Begin Dataset extract

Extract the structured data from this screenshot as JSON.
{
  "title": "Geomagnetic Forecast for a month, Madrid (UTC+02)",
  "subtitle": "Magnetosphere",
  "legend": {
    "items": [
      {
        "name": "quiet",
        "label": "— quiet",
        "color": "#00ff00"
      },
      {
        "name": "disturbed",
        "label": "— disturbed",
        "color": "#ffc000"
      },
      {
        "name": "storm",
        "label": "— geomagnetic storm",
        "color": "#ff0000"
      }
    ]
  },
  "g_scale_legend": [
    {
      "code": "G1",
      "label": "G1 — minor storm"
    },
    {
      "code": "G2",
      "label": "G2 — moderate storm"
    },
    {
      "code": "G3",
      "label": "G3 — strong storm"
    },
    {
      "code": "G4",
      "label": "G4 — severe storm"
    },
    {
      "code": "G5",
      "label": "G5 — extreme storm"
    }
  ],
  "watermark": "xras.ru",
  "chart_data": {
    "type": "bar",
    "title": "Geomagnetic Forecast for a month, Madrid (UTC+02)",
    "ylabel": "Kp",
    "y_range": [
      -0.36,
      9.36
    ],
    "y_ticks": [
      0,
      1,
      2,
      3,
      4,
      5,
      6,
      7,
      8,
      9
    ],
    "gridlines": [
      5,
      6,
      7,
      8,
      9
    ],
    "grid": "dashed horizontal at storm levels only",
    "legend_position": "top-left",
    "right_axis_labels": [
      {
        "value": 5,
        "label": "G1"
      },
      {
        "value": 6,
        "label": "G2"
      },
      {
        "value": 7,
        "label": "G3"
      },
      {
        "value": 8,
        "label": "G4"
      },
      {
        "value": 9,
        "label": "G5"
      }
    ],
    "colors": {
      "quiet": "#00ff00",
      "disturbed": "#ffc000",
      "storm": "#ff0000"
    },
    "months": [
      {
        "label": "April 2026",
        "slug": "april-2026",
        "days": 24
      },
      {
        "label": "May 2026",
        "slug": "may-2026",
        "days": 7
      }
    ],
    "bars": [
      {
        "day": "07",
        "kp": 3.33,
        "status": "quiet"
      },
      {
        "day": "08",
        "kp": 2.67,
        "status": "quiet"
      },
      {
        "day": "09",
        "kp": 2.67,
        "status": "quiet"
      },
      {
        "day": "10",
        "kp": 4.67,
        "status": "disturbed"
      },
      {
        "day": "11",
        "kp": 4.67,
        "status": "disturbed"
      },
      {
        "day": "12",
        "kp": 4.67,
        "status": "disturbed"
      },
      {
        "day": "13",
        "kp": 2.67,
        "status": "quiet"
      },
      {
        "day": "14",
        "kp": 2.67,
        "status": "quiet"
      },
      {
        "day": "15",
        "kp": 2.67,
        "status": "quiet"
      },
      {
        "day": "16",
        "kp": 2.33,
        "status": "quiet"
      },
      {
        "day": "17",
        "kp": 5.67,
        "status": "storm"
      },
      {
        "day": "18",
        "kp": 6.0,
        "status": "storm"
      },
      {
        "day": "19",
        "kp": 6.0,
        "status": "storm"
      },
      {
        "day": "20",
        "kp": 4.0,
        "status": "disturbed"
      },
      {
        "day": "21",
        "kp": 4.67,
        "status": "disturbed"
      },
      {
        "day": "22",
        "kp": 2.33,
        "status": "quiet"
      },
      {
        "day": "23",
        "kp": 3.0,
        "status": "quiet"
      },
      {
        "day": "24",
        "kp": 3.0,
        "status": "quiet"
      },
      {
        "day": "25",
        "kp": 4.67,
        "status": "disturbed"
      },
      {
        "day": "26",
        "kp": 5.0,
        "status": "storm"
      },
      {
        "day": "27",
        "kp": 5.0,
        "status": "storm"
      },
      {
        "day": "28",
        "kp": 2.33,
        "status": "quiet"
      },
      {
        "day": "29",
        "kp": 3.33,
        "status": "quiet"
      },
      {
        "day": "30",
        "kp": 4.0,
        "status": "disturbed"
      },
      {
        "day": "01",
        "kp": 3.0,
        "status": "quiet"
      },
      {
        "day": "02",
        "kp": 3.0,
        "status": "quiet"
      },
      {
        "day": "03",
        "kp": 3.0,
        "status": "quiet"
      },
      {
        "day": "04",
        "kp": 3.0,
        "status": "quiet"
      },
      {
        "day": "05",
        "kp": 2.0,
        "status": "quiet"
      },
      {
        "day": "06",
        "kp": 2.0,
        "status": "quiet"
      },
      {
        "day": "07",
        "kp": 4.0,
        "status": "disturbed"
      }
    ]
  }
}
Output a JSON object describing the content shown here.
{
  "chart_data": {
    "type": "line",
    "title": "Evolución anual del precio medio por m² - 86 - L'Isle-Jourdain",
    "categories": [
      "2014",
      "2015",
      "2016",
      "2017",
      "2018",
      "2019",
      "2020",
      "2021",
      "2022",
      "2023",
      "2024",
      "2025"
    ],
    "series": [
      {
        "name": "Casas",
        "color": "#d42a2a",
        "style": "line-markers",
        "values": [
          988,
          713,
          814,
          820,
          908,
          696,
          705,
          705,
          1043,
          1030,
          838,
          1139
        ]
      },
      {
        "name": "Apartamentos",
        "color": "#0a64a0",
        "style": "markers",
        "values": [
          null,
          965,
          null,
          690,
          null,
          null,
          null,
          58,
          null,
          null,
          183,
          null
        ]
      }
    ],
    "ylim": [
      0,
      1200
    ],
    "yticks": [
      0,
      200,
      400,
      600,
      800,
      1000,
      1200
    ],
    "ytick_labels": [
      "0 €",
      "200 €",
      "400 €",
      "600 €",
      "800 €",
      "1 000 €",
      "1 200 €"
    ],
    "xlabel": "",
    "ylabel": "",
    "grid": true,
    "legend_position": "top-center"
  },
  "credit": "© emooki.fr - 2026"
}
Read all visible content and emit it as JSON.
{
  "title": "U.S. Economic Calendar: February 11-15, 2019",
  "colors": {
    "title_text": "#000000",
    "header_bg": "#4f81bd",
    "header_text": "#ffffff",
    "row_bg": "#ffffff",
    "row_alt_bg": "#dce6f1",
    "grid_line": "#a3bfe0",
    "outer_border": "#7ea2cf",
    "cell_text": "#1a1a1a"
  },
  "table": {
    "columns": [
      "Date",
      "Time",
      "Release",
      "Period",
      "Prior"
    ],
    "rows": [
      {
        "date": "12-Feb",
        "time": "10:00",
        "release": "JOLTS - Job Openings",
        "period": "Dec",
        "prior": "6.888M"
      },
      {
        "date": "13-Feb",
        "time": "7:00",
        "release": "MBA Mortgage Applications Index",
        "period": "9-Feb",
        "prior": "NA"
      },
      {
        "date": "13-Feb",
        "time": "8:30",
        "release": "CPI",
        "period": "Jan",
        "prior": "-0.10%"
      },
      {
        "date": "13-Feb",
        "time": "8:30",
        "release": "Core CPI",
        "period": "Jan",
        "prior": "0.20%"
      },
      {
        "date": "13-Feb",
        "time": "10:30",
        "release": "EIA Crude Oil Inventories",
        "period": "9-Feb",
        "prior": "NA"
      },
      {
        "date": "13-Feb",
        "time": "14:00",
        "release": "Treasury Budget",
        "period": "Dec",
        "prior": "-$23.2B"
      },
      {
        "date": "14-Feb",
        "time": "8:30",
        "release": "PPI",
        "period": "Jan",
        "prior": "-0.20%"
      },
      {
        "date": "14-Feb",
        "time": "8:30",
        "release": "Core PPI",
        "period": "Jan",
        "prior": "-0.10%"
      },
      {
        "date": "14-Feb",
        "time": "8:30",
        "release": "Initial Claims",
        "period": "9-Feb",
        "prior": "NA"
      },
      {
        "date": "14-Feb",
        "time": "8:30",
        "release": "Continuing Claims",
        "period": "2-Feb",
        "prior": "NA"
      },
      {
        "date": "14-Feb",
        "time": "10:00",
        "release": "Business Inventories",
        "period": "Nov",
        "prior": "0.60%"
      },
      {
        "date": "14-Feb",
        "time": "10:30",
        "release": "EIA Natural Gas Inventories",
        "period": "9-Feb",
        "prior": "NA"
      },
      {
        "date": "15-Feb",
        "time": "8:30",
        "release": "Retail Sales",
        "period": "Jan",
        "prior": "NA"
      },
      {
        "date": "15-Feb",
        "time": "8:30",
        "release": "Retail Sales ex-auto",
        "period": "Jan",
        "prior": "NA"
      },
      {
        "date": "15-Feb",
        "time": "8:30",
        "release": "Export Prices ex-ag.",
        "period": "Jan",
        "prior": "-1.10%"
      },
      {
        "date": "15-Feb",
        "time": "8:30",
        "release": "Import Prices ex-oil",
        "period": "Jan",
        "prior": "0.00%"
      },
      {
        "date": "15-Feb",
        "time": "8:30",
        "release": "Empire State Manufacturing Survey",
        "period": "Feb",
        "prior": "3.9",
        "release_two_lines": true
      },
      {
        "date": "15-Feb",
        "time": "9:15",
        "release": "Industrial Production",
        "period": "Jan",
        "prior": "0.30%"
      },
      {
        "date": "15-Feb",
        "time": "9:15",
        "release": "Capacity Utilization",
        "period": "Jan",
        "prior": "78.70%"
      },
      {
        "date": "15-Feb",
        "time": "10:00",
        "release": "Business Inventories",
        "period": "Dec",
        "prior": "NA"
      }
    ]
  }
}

End Dataset extract

Request »
Look through the records above and report how many lines hold the word "content", giving only the number.

Solution to this exercise »
2